What needs to be done:
Each line that includes the string "logo" counts once; give the total and nothing else.

______________________________

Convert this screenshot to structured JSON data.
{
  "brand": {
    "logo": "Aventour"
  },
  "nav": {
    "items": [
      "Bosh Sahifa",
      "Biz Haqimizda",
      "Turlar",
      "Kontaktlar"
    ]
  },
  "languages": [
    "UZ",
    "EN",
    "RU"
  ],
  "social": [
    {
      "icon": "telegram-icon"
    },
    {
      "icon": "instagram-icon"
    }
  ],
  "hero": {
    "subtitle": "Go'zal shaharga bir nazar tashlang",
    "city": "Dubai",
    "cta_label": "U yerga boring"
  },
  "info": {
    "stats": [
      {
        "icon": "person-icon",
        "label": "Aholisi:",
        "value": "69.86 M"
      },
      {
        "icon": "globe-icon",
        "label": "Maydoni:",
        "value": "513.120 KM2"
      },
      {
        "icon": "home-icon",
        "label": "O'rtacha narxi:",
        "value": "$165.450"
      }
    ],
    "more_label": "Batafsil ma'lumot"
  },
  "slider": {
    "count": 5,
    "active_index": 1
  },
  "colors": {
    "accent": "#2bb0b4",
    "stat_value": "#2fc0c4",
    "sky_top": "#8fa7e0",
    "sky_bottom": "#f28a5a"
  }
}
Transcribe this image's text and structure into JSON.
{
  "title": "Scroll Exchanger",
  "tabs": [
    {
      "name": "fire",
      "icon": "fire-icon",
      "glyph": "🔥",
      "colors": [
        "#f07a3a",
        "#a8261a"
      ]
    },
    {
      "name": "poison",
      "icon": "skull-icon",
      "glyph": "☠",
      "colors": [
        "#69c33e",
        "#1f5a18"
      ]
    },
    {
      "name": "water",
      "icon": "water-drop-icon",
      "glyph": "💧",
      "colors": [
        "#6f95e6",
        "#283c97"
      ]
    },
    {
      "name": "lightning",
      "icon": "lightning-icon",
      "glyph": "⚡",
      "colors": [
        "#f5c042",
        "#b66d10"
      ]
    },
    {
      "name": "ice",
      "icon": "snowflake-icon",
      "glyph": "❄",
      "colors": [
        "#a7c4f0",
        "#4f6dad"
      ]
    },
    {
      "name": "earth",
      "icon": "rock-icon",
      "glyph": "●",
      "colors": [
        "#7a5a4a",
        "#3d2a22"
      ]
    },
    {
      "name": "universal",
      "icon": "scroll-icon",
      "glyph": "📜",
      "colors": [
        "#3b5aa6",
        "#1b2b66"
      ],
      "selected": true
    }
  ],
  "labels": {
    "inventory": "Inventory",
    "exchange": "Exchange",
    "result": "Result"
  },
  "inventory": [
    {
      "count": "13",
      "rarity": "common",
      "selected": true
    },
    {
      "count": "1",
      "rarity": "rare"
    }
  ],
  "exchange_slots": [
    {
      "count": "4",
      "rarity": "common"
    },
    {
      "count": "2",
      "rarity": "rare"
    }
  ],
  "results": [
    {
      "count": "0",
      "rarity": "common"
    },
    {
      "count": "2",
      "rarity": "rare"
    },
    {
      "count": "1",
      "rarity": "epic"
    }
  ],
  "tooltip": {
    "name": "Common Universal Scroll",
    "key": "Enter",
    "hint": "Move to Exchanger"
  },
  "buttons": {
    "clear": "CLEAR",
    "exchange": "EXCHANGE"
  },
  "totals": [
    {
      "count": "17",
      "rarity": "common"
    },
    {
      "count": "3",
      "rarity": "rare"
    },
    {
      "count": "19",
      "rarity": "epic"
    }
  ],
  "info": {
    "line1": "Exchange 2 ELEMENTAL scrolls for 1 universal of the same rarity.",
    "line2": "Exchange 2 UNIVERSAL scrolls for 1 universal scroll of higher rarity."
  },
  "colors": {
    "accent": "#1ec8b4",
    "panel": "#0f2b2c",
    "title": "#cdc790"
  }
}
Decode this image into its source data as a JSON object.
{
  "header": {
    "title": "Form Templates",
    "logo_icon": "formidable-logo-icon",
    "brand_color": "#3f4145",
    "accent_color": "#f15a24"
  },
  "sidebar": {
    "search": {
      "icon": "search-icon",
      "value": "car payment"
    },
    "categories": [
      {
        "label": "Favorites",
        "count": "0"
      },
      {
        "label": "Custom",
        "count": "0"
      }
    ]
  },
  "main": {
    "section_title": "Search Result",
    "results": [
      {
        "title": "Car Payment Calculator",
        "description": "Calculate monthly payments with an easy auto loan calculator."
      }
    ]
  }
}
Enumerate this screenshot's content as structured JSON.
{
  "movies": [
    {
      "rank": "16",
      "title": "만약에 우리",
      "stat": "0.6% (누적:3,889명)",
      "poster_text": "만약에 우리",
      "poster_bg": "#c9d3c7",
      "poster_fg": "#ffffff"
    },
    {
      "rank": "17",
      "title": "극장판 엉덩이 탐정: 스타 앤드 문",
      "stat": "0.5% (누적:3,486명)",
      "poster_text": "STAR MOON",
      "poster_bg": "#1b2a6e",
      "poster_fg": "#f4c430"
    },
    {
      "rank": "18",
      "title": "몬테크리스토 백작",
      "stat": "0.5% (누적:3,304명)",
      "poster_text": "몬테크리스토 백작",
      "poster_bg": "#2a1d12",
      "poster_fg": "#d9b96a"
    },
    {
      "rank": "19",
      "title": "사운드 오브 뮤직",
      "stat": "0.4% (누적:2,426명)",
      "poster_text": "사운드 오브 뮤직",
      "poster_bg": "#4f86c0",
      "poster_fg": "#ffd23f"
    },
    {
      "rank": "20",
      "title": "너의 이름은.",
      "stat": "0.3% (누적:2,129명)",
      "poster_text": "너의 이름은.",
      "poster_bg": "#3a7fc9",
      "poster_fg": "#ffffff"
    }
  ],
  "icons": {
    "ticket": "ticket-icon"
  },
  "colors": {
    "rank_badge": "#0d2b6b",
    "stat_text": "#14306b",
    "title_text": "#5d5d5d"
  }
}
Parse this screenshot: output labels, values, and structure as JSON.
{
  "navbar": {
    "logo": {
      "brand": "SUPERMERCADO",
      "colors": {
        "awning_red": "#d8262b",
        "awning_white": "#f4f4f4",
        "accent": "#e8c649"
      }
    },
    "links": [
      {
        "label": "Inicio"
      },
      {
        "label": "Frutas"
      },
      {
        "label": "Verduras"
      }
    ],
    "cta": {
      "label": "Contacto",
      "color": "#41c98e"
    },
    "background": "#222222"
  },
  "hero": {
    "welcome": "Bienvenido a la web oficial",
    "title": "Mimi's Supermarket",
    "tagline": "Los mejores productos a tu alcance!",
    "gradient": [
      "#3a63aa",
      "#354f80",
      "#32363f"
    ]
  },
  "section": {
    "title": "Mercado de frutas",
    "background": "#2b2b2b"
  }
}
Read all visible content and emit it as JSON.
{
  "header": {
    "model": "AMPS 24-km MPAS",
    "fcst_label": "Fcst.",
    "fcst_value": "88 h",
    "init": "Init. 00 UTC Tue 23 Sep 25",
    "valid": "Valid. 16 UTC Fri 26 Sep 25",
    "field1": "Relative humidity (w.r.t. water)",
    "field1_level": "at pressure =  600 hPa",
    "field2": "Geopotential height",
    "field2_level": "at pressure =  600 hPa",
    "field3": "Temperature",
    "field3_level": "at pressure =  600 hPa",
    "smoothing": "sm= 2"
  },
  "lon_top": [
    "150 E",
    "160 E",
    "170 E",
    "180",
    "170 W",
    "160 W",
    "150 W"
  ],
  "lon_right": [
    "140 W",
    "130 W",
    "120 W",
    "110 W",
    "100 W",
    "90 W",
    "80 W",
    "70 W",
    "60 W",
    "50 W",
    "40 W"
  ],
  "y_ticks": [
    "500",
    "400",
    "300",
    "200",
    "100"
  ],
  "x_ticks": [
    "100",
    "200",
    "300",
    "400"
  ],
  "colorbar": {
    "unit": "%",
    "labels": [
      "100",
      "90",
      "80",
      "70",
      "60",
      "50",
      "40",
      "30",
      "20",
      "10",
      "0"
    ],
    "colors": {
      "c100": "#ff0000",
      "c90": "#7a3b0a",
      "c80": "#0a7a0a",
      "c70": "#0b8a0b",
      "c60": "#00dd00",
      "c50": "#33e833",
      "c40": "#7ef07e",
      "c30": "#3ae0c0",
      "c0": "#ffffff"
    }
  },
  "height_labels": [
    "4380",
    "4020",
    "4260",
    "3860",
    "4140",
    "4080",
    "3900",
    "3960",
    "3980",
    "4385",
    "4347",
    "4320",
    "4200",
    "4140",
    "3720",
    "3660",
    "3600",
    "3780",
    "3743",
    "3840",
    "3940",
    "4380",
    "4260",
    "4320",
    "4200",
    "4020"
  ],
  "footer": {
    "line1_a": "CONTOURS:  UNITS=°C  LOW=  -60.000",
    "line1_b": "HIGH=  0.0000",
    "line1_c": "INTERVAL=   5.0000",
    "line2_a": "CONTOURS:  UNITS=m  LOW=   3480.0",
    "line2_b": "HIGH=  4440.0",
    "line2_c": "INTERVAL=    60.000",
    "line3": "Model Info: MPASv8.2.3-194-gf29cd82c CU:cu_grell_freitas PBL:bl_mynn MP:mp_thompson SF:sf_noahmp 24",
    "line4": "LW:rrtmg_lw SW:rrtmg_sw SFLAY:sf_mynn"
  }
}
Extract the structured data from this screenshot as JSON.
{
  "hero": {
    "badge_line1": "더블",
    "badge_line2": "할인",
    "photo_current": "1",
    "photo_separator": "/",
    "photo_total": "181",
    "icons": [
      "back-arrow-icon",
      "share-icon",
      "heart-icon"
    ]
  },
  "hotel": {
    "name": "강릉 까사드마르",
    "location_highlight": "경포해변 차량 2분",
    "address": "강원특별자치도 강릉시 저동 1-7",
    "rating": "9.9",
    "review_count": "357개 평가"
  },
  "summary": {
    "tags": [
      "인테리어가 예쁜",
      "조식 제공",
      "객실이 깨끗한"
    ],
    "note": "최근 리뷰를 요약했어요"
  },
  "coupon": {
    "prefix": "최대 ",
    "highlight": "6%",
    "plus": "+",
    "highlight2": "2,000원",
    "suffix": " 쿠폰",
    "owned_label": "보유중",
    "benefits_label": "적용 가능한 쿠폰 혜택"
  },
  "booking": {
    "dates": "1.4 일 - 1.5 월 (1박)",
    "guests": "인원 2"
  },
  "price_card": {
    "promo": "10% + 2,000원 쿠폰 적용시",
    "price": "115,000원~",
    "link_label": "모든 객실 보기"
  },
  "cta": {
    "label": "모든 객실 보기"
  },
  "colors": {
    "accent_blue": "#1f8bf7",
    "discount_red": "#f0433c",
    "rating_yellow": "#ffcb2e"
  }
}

______________________________

Task result:
3